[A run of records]
►
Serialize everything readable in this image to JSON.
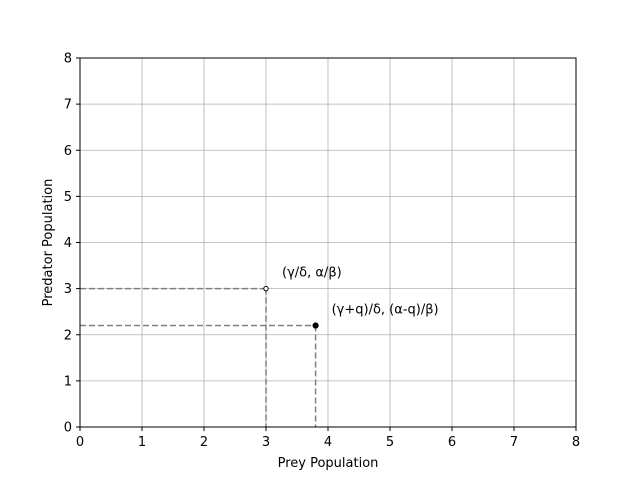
{
  "chart_data": {
    "type": "scatter",
    "title": "",
    "xlabel": "Prey Population",
    "ylabel": "Predator Population",
    "xlim": [
      0,
      8
    ],
    "ylim": [
      0,
      8
    ],
    "xticks": [
      0,
      1,
      2,
      3,
      4,
      5,
      6,
      7,
      8
    ],
    "yticks": [
      0,
      1,
      2,
      3,
      4,
      5,
      6,
      7,
      8
    ],
    "grid": true,
    "points": [
      {
        "x": 3.0,
        "y": 3.0,
        "label": "(γ/δ, α/β)",
        "marker": "open-circle"
      },
      {
        "x": 3.8,
        "y": 2.2,
        "label": "(γ+q)/δ, (α-q)/β)",
        "marker": "filled-circle"
      }
    ],
    "guide_lines": "dashed lines from each point to both axes",
    "colors": {
      "grid": "#b0b0b0",
      "guide": "#808080",
      "point": "#000000"
    }
  }
}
◄
Given problem - Work out how many lines above contain the word "Population". Give only the number.

Answer for the task - 2